-- START EXTRACTED ENTRIES --

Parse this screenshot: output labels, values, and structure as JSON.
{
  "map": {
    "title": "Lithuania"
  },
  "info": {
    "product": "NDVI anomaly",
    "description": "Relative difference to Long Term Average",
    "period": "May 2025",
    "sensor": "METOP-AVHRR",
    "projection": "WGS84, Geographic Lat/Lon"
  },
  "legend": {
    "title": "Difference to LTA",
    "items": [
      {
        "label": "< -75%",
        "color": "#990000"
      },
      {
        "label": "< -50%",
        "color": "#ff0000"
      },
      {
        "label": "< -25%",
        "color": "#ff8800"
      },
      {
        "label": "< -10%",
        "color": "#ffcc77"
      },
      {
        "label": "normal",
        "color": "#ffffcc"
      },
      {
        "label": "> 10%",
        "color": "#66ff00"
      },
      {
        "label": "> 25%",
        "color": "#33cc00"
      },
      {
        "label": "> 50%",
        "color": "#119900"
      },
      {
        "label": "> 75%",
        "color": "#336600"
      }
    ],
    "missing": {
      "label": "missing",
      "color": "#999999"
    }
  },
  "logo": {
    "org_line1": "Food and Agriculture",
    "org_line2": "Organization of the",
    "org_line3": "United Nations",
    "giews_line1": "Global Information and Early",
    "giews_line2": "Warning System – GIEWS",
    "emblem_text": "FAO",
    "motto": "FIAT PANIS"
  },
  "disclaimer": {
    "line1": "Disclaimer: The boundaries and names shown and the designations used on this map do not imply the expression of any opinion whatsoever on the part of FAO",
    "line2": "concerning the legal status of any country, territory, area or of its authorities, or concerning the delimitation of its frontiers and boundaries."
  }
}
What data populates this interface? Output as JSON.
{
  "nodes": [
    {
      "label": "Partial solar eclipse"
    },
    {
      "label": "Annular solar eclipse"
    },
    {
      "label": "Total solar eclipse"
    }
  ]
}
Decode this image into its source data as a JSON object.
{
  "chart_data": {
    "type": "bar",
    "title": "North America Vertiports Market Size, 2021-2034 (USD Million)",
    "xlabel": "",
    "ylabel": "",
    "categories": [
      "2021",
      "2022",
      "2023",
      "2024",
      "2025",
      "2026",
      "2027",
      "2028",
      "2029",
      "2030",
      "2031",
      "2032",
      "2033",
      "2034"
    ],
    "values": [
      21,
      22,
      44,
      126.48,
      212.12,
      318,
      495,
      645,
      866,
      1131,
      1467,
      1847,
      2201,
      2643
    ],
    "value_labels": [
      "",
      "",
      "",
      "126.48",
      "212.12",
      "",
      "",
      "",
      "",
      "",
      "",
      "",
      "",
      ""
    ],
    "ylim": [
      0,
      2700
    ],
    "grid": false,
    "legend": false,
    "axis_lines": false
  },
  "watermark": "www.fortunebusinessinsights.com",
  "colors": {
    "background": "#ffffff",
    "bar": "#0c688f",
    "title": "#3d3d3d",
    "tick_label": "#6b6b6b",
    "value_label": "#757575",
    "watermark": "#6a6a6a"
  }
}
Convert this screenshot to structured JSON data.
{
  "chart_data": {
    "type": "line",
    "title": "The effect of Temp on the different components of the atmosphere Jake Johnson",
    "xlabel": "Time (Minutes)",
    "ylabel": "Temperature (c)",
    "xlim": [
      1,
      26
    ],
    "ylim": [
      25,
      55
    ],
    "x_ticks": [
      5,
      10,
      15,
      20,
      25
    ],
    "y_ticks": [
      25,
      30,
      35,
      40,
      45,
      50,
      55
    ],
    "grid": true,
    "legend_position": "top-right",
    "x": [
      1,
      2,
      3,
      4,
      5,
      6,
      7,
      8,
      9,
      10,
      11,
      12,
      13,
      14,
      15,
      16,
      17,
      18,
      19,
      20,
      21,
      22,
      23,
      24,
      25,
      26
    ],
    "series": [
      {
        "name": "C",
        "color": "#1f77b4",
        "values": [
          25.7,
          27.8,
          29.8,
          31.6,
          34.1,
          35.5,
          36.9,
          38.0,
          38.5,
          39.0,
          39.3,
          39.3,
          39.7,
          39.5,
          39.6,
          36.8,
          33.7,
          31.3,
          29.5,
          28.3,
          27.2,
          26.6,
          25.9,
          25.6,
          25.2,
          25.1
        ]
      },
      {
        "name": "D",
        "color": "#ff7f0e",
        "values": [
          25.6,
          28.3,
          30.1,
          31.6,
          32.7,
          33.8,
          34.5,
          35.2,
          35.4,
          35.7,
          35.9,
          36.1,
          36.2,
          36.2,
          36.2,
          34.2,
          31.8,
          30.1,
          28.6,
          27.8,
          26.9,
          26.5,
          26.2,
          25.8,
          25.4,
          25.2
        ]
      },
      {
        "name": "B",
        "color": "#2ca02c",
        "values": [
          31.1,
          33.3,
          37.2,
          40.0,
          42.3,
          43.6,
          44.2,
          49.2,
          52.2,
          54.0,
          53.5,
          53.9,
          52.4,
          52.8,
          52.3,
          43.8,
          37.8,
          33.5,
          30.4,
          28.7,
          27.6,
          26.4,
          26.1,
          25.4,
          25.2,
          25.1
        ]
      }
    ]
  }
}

-- END EXTRACTED ENTRIES --

BRIEF
Provide the number of lines in the entries that include "false", and no other text.

ANSWER TO THIS TASK
3